Collected data
________
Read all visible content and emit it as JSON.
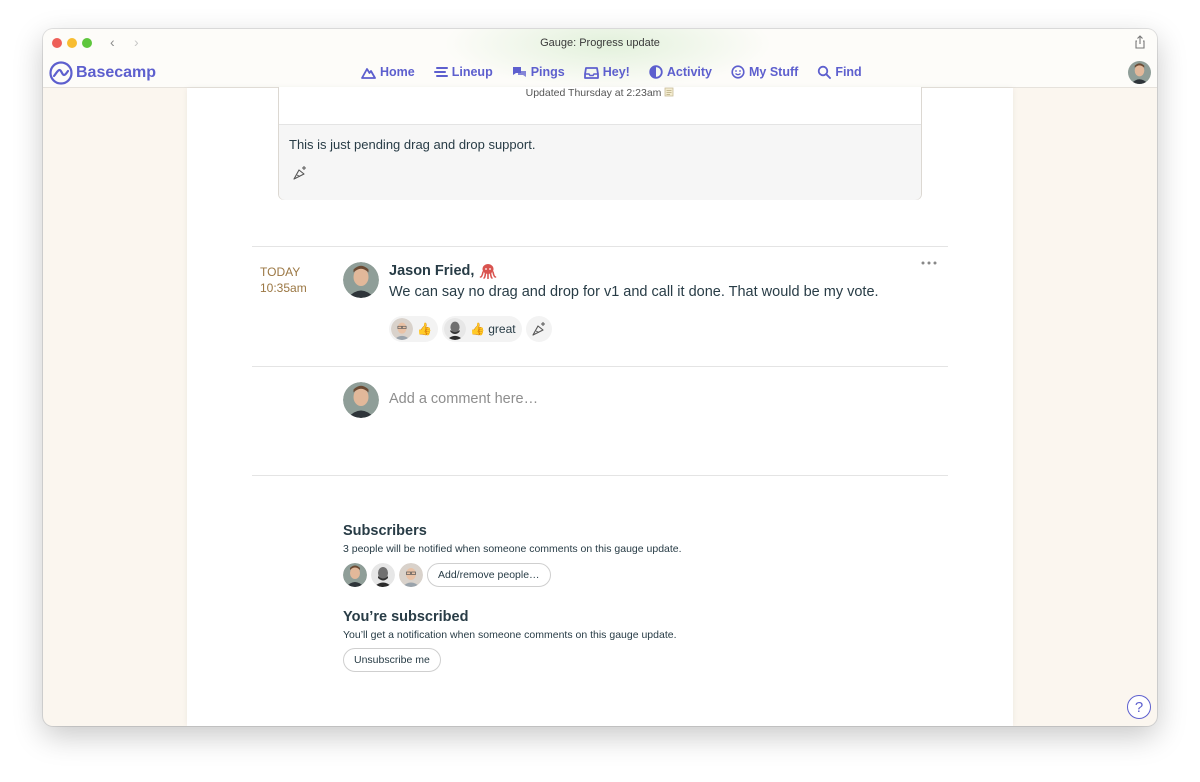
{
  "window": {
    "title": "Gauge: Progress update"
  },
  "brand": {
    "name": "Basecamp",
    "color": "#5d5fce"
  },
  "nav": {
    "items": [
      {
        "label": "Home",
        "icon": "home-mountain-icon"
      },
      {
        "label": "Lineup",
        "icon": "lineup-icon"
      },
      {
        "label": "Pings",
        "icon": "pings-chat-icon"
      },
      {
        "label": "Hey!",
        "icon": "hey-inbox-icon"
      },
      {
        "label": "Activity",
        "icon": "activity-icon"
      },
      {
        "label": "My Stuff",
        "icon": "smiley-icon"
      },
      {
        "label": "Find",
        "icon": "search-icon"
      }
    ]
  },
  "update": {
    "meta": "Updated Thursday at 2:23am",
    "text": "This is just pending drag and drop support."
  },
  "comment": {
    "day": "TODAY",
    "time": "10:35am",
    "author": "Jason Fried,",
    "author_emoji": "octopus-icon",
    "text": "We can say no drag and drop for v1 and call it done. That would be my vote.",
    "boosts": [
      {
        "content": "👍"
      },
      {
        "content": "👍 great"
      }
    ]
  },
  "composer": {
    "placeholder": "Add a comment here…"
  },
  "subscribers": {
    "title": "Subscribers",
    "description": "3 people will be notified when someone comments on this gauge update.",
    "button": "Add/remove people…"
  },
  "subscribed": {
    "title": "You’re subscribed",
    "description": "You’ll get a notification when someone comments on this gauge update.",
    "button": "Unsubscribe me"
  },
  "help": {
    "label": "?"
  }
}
________
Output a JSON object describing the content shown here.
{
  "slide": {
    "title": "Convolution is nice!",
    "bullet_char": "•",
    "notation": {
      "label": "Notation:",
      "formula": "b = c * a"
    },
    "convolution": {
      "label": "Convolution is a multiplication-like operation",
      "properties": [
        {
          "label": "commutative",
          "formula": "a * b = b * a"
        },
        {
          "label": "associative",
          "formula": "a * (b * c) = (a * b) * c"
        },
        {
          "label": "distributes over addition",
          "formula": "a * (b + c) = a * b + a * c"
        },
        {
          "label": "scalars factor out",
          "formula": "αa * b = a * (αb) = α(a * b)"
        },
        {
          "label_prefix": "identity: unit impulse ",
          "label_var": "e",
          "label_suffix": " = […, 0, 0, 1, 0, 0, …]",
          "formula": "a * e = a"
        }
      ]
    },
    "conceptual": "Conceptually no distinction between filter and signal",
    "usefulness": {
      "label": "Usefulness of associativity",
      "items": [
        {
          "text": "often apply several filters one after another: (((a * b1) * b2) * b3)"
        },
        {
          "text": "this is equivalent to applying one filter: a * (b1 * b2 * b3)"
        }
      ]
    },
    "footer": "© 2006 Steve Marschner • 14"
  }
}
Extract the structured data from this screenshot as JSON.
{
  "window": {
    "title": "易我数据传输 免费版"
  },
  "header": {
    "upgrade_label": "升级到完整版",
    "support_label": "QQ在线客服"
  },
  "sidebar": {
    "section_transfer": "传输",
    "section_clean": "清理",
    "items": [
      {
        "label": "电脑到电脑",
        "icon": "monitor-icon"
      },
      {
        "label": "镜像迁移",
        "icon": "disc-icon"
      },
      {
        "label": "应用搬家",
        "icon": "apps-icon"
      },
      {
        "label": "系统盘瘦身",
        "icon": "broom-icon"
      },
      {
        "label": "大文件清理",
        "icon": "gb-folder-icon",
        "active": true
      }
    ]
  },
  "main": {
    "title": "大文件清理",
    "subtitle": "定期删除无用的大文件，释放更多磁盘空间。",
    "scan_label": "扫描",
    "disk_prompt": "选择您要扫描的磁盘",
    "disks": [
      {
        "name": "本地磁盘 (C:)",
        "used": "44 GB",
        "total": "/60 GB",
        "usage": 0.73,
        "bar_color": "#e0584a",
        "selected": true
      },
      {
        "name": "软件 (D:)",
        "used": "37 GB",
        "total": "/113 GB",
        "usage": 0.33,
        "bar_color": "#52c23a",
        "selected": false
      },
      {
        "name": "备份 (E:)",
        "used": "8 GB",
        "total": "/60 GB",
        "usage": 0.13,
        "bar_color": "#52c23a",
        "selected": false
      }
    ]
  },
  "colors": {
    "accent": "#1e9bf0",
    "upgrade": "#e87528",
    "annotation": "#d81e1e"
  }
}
________
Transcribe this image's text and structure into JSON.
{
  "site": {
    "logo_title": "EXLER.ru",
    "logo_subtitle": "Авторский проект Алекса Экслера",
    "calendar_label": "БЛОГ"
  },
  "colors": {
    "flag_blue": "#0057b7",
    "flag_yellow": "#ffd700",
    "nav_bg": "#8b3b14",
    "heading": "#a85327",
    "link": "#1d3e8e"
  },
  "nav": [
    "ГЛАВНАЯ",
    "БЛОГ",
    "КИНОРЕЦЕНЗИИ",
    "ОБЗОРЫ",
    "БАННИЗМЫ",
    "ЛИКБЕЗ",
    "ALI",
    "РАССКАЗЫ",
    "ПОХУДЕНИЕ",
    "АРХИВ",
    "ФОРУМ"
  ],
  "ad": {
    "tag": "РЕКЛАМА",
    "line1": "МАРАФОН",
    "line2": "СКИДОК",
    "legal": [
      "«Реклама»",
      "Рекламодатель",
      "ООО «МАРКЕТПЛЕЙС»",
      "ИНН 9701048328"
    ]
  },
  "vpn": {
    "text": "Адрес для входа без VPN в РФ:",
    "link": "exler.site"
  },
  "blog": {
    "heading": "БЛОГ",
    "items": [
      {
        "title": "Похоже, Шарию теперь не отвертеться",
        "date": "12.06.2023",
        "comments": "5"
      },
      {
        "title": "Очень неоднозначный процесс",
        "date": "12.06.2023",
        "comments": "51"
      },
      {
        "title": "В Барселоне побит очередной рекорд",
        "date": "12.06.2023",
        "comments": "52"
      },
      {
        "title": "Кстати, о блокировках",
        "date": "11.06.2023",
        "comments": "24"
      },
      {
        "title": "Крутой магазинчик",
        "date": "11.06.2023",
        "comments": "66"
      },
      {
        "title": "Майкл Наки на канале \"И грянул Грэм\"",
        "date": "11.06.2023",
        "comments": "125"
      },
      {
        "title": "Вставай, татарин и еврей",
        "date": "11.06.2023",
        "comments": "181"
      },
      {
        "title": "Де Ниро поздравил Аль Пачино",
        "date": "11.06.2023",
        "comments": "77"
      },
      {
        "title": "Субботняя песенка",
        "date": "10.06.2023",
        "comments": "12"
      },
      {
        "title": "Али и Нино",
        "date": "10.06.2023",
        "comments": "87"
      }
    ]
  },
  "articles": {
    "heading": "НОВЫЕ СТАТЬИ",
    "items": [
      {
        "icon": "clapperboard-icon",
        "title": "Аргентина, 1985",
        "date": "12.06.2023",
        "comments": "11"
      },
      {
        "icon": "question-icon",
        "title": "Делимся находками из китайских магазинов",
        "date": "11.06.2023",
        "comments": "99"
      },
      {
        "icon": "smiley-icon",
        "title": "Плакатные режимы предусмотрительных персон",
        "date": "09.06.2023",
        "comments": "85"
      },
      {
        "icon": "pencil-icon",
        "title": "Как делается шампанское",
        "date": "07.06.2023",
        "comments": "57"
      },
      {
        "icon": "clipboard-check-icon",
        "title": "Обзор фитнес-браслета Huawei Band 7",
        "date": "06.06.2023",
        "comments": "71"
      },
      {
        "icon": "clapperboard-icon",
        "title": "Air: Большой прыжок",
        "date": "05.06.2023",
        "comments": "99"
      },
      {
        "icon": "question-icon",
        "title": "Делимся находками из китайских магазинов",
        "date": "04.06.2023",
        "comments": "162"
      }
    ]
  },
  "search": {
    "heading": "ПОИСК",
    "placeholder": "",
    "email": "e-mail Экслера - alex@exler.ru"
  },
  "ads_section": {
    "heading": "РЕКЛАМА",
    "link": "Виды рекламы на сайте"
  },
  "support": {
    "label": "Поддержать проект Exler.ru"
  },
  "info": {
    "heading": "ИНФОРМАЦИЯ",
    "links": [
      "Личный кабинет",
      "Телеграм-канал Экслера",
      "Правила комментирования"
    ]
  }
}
________
### Required work
Look above for lines with the word "people" and copy them all.

### Written answer
    "description": "3 people will be notified when someone comments on this gauge update.",
    "button": "Add/remove people…"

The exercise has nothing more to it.